Please copy all the lines that follow, word for word.

-------- Recorded data --------

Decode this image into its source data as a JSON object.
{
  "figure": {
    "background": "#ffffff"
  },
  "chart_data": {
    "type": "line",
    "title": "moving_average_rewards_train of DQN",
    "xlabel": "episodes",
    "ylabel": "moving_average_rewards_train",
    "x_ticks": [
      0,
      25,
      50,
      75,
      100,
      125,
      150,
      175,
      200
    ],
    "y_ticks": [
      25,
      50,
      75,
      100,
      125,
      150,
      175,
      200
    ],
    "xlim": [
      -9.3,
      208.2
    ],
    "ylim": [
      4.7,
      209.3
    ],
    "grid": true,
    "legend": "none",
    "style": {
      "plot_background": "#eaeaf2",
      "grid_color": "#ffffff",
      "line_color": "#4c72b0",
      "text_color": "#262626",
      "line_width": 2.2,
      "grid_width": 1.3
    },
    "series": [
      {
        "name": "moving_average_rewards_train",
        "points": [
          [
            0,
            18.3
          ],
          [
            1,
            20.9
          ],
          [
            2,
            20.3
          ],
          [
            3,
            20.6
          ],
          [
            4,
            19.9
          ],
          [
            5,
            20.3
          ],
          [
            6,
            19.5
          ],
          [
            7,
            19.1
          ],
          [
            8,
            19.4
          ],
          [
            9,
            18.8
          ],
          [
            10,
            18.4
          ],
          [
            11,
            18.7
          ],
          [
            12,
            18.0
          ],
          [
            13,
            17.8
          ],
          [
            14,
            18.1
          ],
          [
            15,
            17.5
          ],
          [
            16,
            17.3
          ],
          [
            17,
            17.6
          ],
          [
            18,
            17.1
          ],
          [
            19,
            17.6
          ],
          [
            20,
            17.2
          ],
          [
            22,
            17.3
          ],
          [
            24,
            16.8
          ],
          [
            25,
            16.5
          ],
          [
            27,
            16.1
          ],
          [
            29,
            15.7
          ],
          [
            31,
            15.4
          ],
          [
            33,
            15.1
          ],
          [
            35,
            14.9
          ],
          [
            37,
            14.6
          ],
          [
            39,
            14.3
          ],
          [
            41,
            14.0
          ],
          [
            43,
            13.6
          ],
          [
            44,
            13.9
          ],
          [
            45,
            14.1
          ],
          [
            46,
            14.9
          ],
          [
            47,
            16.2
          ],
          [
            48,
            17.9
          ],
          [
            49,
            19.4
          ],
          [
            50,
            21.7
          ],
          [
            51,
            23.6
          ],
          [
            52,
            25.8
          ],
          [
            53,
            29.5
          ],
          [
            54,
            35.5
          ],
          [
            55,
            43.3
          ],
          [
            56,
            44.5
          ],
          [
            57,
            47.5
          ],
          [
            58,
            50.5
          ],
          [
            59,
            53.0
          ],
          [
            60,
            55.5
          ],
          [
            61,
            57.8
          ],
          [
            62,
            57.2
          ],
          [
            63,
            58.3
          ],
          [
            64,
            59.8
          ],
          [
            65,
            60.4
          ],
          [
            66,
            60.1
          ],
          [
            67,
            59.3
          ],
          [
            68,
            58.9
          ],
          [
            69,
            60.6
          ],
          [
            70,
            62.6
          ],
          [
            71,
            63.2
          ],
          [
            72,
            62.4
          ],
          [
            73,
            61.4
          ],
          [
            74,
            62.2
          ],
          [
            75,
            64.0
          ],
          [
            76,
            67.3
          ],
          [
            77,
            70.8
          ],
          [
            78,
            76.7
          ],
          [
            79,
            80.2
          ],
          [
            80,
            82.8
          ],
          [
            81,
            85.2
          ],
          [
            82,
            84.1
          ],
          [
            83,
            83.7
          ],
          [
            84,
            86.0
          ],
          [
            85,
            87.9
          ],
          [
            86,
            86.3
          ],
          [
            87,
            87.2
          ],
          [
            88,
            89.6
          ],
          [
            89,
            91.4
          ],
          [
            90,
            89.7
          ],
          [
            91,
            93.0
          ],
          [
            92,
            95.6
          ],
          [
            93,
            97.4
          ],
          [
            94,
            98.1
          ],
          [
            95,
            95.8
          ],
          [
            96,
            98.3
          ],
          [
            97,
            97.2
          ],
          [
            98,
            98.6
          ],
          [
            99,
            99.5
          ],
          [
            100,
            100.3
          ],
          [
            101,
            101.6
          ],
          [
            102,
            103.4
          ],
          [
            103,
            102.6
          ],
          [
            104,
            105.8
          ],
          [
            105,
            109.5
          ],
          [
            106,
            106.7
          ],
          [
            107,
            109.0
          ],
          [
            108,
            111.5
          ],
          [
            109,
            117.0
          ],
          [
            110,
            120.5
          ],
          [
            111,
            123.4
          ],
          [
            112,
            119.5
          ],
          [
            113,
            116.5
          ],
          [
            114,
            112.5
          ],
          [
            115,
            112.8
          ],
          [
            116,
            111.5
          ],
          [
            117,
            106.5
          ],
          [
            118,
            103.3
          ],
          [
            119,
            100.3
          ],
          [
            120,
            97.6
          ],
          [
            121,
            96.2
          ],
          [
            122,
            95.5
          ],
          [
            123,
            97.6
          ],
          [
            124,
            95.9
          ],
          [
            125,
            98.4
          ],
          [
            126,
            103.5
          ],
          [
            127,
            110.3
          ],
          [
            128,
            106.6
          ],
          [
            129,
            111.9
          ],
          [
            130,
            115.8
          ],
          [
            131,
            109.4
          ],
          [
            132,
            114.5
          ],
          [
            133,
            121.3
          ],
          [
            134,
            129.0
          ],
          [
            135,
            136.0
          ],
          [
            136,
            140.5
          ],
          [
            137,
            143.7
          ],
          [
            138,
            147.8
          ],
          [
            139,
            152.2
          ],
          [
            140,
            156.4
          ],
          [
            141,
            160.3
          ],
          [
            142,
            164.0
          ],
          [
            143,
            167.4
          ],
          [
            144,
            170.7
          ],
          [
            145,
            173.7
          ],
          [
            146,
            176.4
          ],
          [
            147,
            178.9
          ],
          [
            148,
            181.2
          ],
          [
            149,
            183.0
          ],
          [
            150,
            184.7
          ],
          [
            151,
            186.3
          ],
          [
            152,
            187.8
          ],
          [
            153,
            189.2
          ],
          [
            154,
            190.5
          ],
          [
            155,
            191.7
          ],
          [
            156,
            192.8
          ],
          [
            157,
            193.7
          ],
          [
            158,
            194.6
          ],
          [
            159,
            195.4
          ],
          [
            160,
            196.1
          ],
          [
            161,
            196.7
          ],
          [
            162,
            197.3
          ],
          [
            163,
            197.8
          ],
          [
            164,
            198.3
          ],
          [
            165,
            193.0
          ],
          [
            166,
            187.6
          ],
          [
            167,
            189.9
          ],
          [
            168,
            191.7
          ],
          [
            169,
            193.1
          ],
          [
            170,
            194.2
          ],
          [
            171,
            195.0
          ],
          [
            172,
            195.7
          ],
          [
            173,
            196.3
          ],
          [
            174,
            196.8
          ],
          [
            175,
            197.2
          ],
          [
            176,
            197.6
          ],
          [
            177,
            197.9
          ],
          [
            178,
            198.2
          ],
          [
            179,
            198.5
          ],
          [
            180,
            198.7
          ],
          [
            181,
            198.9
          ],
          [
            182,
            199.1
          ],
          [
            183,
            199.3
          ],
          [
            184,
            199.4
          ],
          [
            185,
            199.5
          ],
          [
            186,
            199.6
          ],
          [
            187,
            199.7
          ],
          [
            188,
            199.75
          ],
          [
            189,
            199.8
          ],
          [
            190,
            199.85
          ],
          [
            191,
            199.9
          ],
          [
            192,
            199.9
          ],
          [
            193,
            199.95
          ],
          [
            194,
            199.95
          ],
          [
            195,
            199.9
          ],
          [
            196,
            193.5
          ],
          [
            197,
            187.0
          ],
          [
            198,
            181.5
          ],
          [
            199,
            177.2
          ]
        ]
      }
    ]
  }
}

--------

▶ **Worked answer**
Decode this image into its source data as a JSON object.
{
  "figure": {
    "background": "#ffffff"
  },
  "chart_data": {
    "type": "line",
    "title": "moving_average_rewards_train of DQN",
    "xlabel": "episodes",
    "ylabel": "moving_average_rewards_train",
    "x_ticks": [
      0,
      25,
      50,
      75,
      100,
      125,
      150,
      175,
      200
    ],
    "y_ticks": [
      25,
      50,
      75,
      100,
      125,
      150,
      175,
      200
    ],
    "xlim": [
      -9.3,
      208.2
    ],
    "ylim": [
      4.7,
      209.3
    ],
    "grid": true,
    "legend": "none",
    "style": {
      "plot_background": "#eaeaf2",
      "grid_color": "#ffffff",
      "line_color": "#4c72b0",
      "text_color": "#262626",
      "line_width": 2.2,
      "grid_width": 1.3
    },
    "series": [
      {
        "name": "moving_average_rewards_train",
        "points": [
          [
            0,
            18.3
          ],
          [
            1,
            20.9
          ],
          [
            2,
            20.3
          ],
          [
            3,
            20.6
          ],
          [
            4,
            19.9
          ],
          [
            5,
            20.3
          ],
          [
            6,
            19.5
          ],
          [
            7,
            19.1
          ],
          [
            8,
            19.4
          ],
          [
            9,
            18.8
          ],
          [
            10,
            18.4
          ],
          [
            11,
            18.7
          ],
          [
            12,
            18.0
          ],
          [
            13,
            17.8
          ],
          [
            14,
            18.1
          ],
          [
            15,
            17.5
          ],
          [
            16,
            17.3
          ],
          [
            17,
            17.6
          ],
          [
            18,
            17.1
          ],
          [
            19,
            17.6
          ],
          [
            20,
            17.2
          ],
          [
            22,
            17.3
          ],
          [
            24,
            16.8
          ],
          [
            25,
            16.5
          ],
          [
            27,
            16.1
          ],
          [
            29,
            15.7
          ],
          [
            31,
            15.4
          ],
          [
            33,
            15.1
          ],
          [
            35,
            14.9
          ],
          [
            37,
            14.6
          ],
          [
            39,
            14.3
          ],
          [
            41,
            14.0
          ],
          [
            43,
            13.6
          ],
          [
            44,
            13.9
          ],
          [
            45,
            14.1
          ],
          [
            46,
            14.9
          ],
          [
            47,
            16.2
          ],
          [
            48,
            17.9
          ],
          [
            49,
            19.4
          ],
          [
            50,
            21.7
          ],
          [
            51,
            23.6
          ],
          [
            52,
            25.8
          ],
          [
            53,
            29.5
          ],
          [
            54,
            35.5
          ],
          [
            55,
            43.3
          ],
          [
            56,
            44.5
          ],
          [
            57,
            47.5
          ],
          [
            58,
            50.5
          ],
          [
            59,
            53.0
          ],
          [
            60,
            55.5
          ],
          [
            61,
            57.8
          ],
          [
            62,
            57.2
          ],
          [
            63,
            58.3
          ],
          [
            64,
            59.8
          ],
          [
            65,
            60.4
          ],
          [
            66,
            60.1
          ],
          [
            67,
            59.3
          ],
          [
            68,
            58.9
          ],
          [
            69,
            60.6
          ],
          [
            70,
            62.6
          ],
          [
            71,
            63.2
          ],
          [
            72,
            62.4
          ],
          [
            73,
            61.4
          ],
          [
            74,
            62.2
          ],
          [
            75,
            64.0
          ],
          [
            76,
            67.3
          ],
          [
            77,
            70.8
          ],
          [
            78,
            76.7
          ],
          [
            79,
            80.2
          ],
          [
            80,
            82.8
          ],
          [
            81,
            85.2
          ],
          [
            82,
            84.1
          ],
          [
            83,
            83.7
          ],
          [
            84,
            86.0
          ],
          [
            85,
            87.9
          ],
          [
            86,
            86.3
          ],
          [
            87,
            87.2
          ],
          [
            88,
            89.6
          ],
          [
            89,
            91.4
          ],
          [
            90,
            89.7
          ],
          [
            91,
            93.0
          ],
          [
            92,
            95.6
          ],
          [
            93,
            97.4
          ],
          [
            94,
            98.1
          ],
          [
            95,
            95.8
          ],
          [
            96,
            98.3
          ],
          [
            97,
            97.2
          ],
          [
            98,
            98.6
          ],
          [
            99,
            99.5
          ],
          [
            100,
            100.3
          ],
          [
            101,
            101.6
          ],
          [
            102,
            103.4
          ],
          [
            103,
            102.6
          ],
          [
            104,
            105.8
          ],
          [
            105,
            109.5
          ],
          [
            106,
            106.7
          ],
          [
            107,
            109.0
          ],
          [
            108,
            111.5
          ],
          [
            109,
            117.0
          ],
          [
            110,
            120.5
          ],
          [
            111,
            123.4
          ],
          [
            112,
            119.5
          ],
          [
            113,
            116.5
          ],
          [
            114,
            112.5
          ],
          [
            115,
            112.8
          ],
          [
            116,
            111.5
          ],
          [
            117,
            106.5
          ],
          [
            118,
            103.3
          ],
          [
            119,
            100.3
          ],
          [
            120,
            97.6
          ],
          [
            121,
            96.2
          ],
          [
            122,
            95.5
          ],
          [
            123,
            97.6
          ],
          [
            124,
            95.9
          ],
          [
            125,
            98.4
          ],
          [
            126,
            103.5
          ],
          [
            127,
            110.3
          ],
          [
            128,
            106.6
          ],
          [
            129,
            111.9
          ],
          [
            130,
            115.8
          ],
          [
            131,
            109.4
          ],
          [
            132,
            114.5
          ],
          [
            133,
            121.3
          ],
          [
            134,
            129.0
          ],
          [
            135,
            136.0
          ],
          [
            136,
            140.5
          ],
          [
            137,
            143.7
          ],
          [
            138,
            147.8
          ],
          [
            139,
            152.2
          ],
          [
            140,
            156.4
          ],
          [
            141,
            160.3
          ],
          [
            142,
            164.0
          ],
          [
            143,
            167.4
          ],
          [
            144,
            170.7
          ],
          [
            145,
            173.7
          ],
          [
            146,
            176.4
          ],
          [
            147,
            178.9
          ],
          [
            148,
            181.2
          ],
          [
            149,
            183.0
          ],
          [
            150,
            184.7
          ],
          [
            151,
            186.3
          ],
          [
            152,
            187.8
          ],
          [
            153,
            189.2
          ],
          [
            154,
            190.5
          ],
          [
            155,
            191.7
          ],
          [
            156,
            192.8
          ],
          [
            157,
            193.7
          ],
          [
            158,
            194.6
          ],
          [
            159,
            195.4
          ],
          [
            160,
            196.1
          ],
          [
            161,
            196.7
          ],
          [
            162,
            197.3
          ],
          [
            163,
            197.8
          ],
          [
            164,
            198.3
          ],
          [
            165,
            193.0
          ],
          [
            166,
            187.6
          ],
          [
            167,
            189.9
          ],
          [
            168,
            191.7
          ],
          [
            169,
            193.1
          ],
          [
            170,
            194.2
          ],
          [
            171,
            195.0
          ],
          [
            172,
            195.7
          ],
          [
            173,
            196.3
          ],
          [
            174,
            196.8
          ],
          [
            175,
            197.2
          ],
          [
            176,
            197.6
          ],
          [
            177,
            197.9
          ],
          [
            178,
            198.2
          ],
          [
            179,
            198.5
          ],
          [
            180,
            198.7
          ],
          [
            181,
            198.9
          ],
          [
            182,
            199.1
          ],
          [
            183,
            199.3
          ],
          [
            184,
            199.4
          ],
          [
            185,
            199.5
          ],
          [
            186,
            199.6
          ],
          [
            187,
            199.7
          ],
          [
            188,
            199.75
          ],
          [
            189,
            199.8
          ],
          [
            190,
            199.85
          ],
          [
            191,
            199.9
          ],
          [
            192,
            199.9
          ],
          [
            193,
            199.95
          ],
          [
            194,
            199.95
          ],
          [
            195,
            199.9
          ],
          [
            196,
            193.5
          ],
          [
            197,
            187.0
          ],
          [
            198,
            181.5
          ],
          [
            199,
            177.2
          ]
        ]
      }
    ]
  }
}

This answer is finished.